*** Records shown
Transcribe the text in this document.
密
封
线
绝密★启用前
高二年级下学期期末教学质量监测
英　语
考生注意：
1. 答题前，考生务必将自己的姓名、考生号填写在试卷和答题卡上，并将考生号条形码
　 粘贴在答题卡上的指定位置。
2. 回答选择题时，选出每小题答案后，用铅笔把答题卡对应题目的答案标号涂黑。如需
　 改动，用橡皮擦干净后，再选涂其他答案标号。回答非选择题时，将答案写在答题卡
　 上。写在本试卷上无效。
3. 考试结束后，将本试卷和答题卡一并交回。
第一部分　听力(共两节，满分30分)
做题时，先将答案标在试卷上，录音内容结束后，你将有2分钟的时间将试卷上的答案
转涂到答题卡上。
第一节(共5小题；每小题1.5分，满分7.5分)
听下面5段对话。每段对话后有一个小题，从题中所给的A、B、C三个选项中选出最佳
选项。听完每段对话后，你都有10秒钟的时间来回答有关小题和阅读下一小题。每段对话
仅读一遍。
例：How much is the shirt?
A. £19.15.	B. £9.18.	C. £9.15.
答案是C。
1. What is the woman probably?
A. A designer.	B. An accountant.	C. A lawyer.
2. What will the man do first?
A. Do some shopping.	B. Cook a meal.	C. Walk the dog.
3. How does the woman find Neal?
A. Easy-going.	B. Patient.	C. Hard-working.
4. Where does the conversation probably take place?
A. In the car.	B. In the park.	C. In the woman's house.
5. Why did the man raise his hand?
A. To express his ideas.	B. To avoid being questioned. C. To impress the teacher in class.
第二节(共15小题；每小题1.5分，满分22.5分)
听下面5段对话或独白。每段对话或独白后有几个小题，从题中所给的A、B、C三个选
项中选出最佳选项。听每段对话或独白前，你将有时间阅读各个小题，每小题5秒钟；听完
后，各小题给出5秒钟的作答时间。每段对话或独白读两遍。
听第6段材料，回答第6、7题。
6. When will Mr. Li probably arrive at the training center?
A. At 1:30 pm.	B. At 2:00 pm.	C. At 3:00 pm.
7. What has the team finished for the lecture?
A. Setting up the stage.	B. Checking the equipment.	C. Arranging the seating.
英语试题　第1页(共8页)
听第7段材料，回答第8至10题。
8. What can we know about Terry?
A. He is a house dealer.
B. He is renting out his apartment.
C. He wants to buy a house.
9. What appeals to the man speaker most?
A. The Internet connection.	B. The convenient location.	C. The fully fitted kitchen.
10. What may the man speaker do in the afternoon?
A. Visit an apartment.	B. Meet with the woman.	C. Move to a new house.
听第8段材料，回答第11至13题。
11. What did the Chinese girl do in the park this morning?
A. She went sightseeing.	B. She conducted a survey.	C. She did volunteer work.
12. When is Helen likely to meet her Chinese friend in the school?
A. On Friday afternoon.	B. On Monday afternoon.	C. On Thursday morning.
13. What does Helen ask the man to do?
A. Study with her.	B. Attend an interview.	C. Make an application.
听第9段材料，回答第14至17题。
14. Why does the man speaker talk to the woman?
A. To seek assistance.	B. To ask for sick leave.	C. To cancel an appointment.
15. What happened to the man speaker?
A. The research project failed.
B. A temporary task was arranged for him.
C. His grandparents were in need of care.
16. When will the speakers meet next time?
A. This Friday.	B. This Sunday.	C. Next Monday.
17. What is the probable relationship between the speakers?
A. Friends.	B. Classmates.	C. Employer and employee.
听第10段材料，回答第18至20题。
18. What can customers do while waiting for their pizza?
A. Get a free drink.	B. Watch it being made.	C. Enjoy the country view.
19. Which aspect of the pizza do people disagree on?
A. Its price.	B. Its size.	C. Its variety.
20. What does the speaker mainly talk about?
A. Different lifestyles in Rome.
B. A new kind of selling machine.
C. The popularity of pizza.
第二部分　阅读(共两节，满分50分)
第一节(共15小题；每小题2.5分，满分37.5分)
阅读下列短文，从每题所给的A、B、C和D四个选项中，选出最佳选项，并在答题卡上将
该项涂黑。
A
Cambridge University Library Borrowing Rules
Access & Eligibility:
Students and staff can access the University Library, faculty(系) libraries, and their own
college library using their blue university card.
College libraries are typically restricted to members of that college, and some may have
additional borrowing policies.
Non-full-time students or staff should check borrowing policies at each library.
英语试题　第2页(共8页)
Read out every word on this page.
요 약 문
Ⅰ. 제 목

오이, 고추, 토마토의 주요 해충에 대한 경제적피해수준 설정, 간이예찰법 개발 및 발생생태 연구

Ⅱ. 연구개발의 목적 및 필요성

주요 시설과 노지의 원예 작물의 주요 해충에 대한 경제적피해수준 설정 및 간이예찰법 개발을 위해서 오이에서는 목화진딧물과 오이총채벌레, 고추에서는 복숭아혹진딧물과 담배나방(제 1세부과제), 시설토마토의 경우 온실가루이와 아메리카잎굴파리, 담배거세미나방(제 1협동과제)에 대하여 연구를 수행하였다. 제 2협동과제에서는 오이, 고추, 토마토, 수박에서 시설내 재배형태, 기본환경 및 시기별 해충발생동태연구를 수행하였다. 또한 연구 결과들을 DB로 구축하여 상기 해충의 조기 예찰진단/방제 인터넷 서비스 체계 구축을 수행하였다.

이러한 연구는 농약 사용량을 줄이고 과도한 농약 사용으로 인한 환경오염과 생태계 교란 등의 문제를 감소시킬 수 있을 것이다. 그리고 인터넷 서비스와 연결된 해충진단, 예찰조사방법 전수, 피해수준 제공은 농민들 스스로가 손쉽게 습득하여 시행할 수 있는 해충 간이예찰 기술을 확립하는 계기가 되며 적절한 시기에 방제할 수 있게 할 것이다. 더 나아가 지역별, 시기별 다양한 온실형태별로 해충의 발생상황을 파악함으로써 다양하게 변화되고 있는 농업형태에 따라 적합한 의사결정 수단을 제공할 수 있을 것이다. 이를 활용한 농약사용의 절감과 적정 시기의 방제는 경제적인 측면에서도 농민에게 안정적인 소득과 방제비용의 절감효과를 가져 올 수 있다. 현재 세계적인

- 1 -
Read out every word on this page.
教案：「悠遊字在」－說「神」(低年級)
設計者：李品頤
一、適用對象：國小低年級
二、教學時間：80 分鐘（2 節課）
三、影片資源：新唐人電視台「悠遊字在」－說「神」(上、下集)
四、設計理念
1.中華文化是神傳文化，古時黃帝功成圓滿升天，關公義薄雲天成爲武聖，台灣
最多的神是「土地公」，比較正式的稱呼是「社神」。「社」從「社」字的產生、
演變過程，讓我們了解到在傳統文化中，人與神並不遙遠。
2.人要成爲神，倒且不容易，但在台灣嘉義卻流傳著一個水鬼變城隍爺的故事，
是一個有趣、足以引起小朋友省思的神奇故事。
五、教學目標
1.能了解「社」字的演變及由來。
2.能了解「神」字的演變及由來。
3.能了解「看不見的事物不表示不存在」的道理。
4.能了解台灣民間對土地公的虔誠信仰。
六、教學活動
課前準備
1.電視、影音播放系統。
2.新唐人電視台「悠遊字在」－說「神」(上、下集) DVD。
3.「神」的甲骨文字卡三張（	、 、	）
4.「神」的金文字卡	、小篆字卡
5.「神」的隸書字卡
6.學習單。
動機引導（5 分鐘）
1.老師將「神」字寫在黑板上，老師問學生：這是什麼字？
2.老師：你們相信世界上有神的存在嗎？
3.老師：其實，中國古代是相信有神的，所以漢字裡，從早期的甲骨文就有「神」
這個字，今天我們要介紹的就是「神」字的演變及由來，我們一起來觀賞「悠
******
**Exercise objective**
Working from the material above, retype it in its entirety without change.

**Exercise result**
Transcribe the text in this document.
密
封
线
绝密★启用前
高二年级下学期期末教学质量监测
英　语
考生注意：
1. 答题前，考生务必将自己的姓名、考生号填写在试卷和答题卡上，并将考生号条形码
　 粘贴在答题卡上的指定位置。
2. 回答选择题时，选出每小题答案后，用铅笔把答题卡对应题目的答案标号涂黑。如需
　 改动，用橡皮擦干净后，再选涂其他答案标号。回答非选择题时，将答案写在答题卡
　 上。写在本试卷上无效。
3. 考试结束后，将本试卷和答题卡一并交回。
第一部分　听力(共两节，满分30分)
做题时，先将答案标在试卷上，录音内容结束后，你将有2分钟的时间将试卷上的答案
转涂到答题卡上。
第一节(共5小题；每小题1.5分，满分7.5分)
听下面5段对话。每段对话后有一个小题，从题中所给的A、B、C三个选项中选出最佳
选项。听完每段对话后，你都有10秒钟的时间来回答有关小题和阅读下一小题。每段对话
仅读一遍。
例：How much is the shirt?
A. £19.15.	B. £9.18.	C. £9.15.
答案是C。
1. What is the woman probably?
A. A designer.	B. An accountant.	C. A lawyer.
2. What will the man do first?
A. Do some shopping.	B. Cook a meal.	C. Walk the dog.
3. How does the woman find Neal?
A. Easy-going.	B. Patient.	C. Hard-working.
4. Where does the conversation probably take place?
A. In the car.	B. In the park.	C. In the woman's house.
5. Why did the man raise his hand?
A. To express his ideas.	B. To avoid being questioned. C. To impress the teacher in class.
第二节(共15小题；每小题1.5分，满分22.5分)
听下面5段对话或独白。每段对话或独白后有几个小题，从题中所给的A、B、C三个选
项中选出最佳选项。听每段对话或独白前，你将有时间阅读各个小题，每小题5秒钟；听完
后，各小题给出5秒钟的作答时间。每段对话或独白读两遍。
听第6段材料，回答第6、7题。
6. When will Mr. Li probably arrive at the training center?
A. At 1:30 pm.	B. At 2:00 pm.	C. At 3:00 pm.
7. What has the team finished for the lecture?
A. Setting up the stage.	B. Checking the equipment.	C. Arranging the seating.
英语试题　第1页(共8页)
听第7段材料，回答第8至10题。
8. What can we know about Terry?
A. He is a house dealer.
B. He is renting out his apartment.
C. He wants to buy a house.
9. What appeals to the man speaker most?
A. The Internet connection.	B. The convenient location.	C. The fully fitted kitchen.
10. What may the man speaker do in the afternoon?
A. Visit an apartment.	B. Meet with the woman.	C. Move to a new house.
听第8段材料，回答第11至13题。
11. What did the Chinese girl do in the park this morning?
A. She went sightseeing.	B. She conducted a survey.	C. She did volunteer work.
12. When is Helen likely to meet her Chinese friend in the school?
A. On Friday afternoon.	B. On Monday afternoon.	C. On Thursday morning.
13. What does Helen ask the man to do?
A. Study with her.	B. Attend an interview.	C. Make an application.
听第9段材料，回答第14至17题。
14. Why does the man speaker talk to the woman?
A. To seek assistance.	B. To ask for sick leave.	C. To cancel an appointment.
15. What happened to the man speaker?
A. The research project failed.
B. A temporary task was arranged for him.
C. His grandparents were in need of care.
16. When will the speakers meet next time?
A. This Friday.	B. This Sunday.	C. Next Monday.
17. What is the probable relationship between the speakers?
A. Friends.	B. Classmates.	C. Employer and employee.
听第10段材料，回答第18至20题。
18. What can customers do while waiting for their pizza?
A. Get a free drink.	B. Watch it being made.	C. Enjoy the country view.
19. Which aspect of the pizza do people disagree on?
A. Its price.	B. Its size.	C. Its variety.
20. What does the speaker mainly talk about?
A. Different lifestyles in Rome.
B. A new kind of selling machine.
C. The popularity of pizza.
第二部分　阅读(共两节，满分50分)
第一节(共15小题；每小题2.5分，满分37.5分)
阅读下列短文，从每题所给的A、B、C和D四个选项中，选出最佳选项，并在答题卡上将
该项涂黑。
A
Cambridge University Library Borrowing Rules
Access & Eligibility:
Students and staff can access the University Library, faculty(系) libraries, and their own
college library using their blue university card.
College libraries are typically restricted to members of that college, and some may have
additional borrowing policies.
Non-full-time students or staff should check borrowing policies at each library.
英语试题　第2页(共8页)
Read out every word on this page.
요 약 문
Ⅰ. 제 목

오이, 고추, 토마토의 주요 해충에 대한 경제적피해수준 설정, 간이예찰법 개발 및 발생생태 연구

Ⅱ. 연구개발의 목적 및 필요성

주요 시설과 노지의 원예 작물의 주요 해충에 대한 경제적피해수준 설정 및 간이예찰법 개발을 위해서 오이에서는 목화진딧물과 오이총채벌레, 고추에서는 복숭아혹진딧물과 담배나방(제 1세부과제), 시설토마토의 경우 온실가루이와 아메리카잎굴파리, 담배거세미나방(제 1협동과제)에 대하여 연구를 수행하였다. 제 2협동과제에서는 오이, 고추, 토마토, 수박에서 시설내 재배형태, 기본환경 및 시기별 해충발생동태연구를 수행하였다. 또한 연구 결과들을 DB로 구축하여 상기 해충의 조기 예찰진단/방제 인터넷 서비스 체계 구축을 수행하였다.

이러한 연구는 농약 사용량을 줄이고 과도한 농약 사용으로 인한 환경오염과 생태계 교란 등의 문제를 감소시킬 수 있을 것이다. 그리고 인터넷 서비스와 연결된 해충진단, 예찰조사방법 전수, 피해수준 제공은 농민들 스스로가 손쉽게 습득하여 시행할 수 있는 해충 간이예찰 기술을 확립하는 계기가 되며 적절한 시기에 방제할 수 있게 할 것이다. 더 나아가 지역별, 시기별 다양한 온실형태별로 해충의 발생상황을 파악함으로써 다양하게 변화되고 있는 농업형태에 따라 적합한 의사결정 수단을 제공할 수 있을 것이다. 이를 활용한 농약사용의 절감과 적정 시기의 방제는 경제적인 측면에서도 농민에게 안정적인 소득과 방제비용의 절감효과를 가져 올 수 있다. 현재 세계적인

- 1 -
Read out every word on this page.
教案：「悠遊字在」－說「神」(低年級)
設計者：李品頤
一、適用對象：國小低年級
二、教學時間：80 分鐘（2 節課）
三、影片資源：新唐人電視台「悠遊字在」－說「神」(上、下集)
四、設計理念
1.中華文化是神傳文化，古時黃帝功成圓滿升天，關公義薄雲天成爲武聖，台灣
最多的神是「土地公」，比較正式的稱呼是「社神」。「社」從「社」字的產生、
演變過程，讓我們了解到在傳統文化中，人與神並不遙遠。
2.人要成爲神，倒且不容易，但在台灣嘉義卻流傳著一個水鬼變城隍爺的故事，
是一個有趣、足以引起小朋友省思的神奇故事。
五、教學目標
1.能了解「社」字的演變及由來。
2.能了解「神」字的演變及由來。
3.能了解「看不見的事物不表示不存在」的道理。
4.能了解台灣民間對土地公的虔誠信仰。
六、教學活動
課前準備
1.電視、影音播放系統。
2.新唐人電視台「悠遊字在」－說「神」(上、下集) DVD。
3.「神」的甲骨文字卡三張（	、 、	）
4.「神」的金文字卡	、小篆字卡
5.「神」的隸書字卡
6.學習單。
動機引導（5 分鐘）
1.老師將「神」字寫在黑板上，老師問學生：這是什麼字？
2.老師：你們相信世界上有神的存在嗎？
3.老師：其實，中國古代是相信有神的，所以漢字裡，從早期的甲骨文就有「神」
這個字，今天我們要介紹的就是「神」字的演變及由來，我們一起來觀賞「悠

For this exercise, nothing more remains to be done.